> _Exercise prompt_
Without omitting anything, retype the data that follows.
======== Exercise material ========
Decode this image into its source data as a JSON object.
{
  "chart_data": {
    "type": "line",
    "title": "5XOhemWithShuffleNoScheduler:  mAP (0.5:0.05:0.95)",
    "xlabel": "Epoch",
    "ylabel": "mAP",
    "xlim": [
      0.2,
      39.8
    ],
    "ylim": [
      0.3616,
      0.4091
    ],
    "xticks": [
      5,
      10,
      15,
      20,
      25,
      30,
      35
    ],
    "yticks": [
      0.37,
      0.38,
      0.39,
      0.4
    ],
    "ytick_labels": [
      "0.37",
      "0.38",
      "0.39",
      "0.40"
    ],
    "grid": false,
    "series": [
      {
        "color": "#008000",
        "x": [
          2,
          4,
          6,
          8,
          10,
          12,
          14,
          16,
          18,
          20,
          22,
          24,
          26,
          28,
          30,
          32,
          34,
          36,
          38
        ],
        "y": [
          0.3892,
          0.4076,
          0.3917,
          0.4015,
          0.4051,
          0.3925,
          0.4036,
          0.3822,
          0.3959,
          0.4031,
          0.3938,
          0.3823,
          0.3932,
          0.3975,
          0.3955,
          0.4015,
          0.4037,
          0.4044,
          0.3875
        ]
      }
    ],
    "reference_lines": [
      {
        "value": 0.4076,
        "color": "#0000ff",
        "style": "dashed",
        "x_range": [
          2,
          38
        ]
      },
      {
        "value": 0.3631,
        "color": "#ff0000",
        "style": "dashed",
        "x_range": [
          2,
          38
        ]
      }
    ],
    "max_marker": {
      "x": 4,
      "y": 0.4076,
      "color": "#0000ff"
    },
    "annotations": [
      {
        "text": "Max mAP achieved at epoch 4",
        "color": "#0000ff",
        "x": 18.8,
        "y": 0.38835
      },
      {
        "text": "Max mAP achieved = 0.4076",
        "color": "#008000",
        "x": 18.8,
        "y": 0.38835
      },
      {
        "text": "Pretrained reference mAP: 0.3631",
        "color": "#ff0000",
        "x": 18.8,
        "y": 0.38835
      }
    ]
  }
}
========
> _Full answer_
Decode this image into its source data as a JSON object.
{
  "chart_data": {
    "type": "line",
    "title": "5XOhemWithShuffleNoScheduler:  mAP (0.5:0.05:0.95)",
    "xlabel": "Epoch",
    "ylabel": "mAP",
    "xlim": [
      0.2,
      39.8
    ],
    "ylim": [
      0.3616,
      0.4091
    ],
    "xticks": [
      5,
      10,
      15,
      20,
      25,
      30,
      35
    ],
    "yticks": [
      0.37,
      0.38,
      0.39,
      0.4
    ],
    "ytick_labels": [
      "0.37",
      "0.38",
      "0.39",
      "0.40"
    ],
    "grid": false,
    "series": [
      {
        "color": "#008000",
        "x": [
          2,
          4,
          6,
          8,
          10,
          12,
          14,
          16,
          18,
          20,
          22,
          24,
          26,
          28,
          30,
          32,
          34,
          36,
          38
        ],
        "y": [
          0.3892,
          0.4076,
          0.3917,
          0.4015,
          0.4051,
          0.3925,
          0.4036,
          0.3822,
          0.3959,
          0.4031,
          0.3938,
          0.3823,
          0.3932,
          0.3975,
          0.3955,
          0.4015,
          0.4037,
          0.4044,
          0.3875
        ]
      }
    ],
    "reference_lines": [
      {
        "value": 0.4076,
        "color": "#0000ff",
        "style": "dashed",
        "x_range": [
          2,
          38
        ]
      },
      {
        "value": 0.3631,
        "color": "#ff0000",
        "style": "dashed",
        "x_range": [
          2,
          38
        ]
      }
    ],
    "max_marker": {
      "x": 4,
      "y": 0.4076,
      "color": "#0000ff"
    },
    "annotations": [
      {
        "text": "Max mAP achieved at epoch 4",
        "color": "#0000ff",
        "x": 18.8,
        "y": 0.38835
      },
      {
        "text": "Max mAP achieved = 0.4076",
        "color": "#008000",
        "x": 18.8,
        "y": 0.38835
      },
      {
        "text": "Pretrained reference mAP: 0.3631",
        "color": "#ff0000",
        "x": 18.8,
        "y": 0.38835
      }
    ]
  }
}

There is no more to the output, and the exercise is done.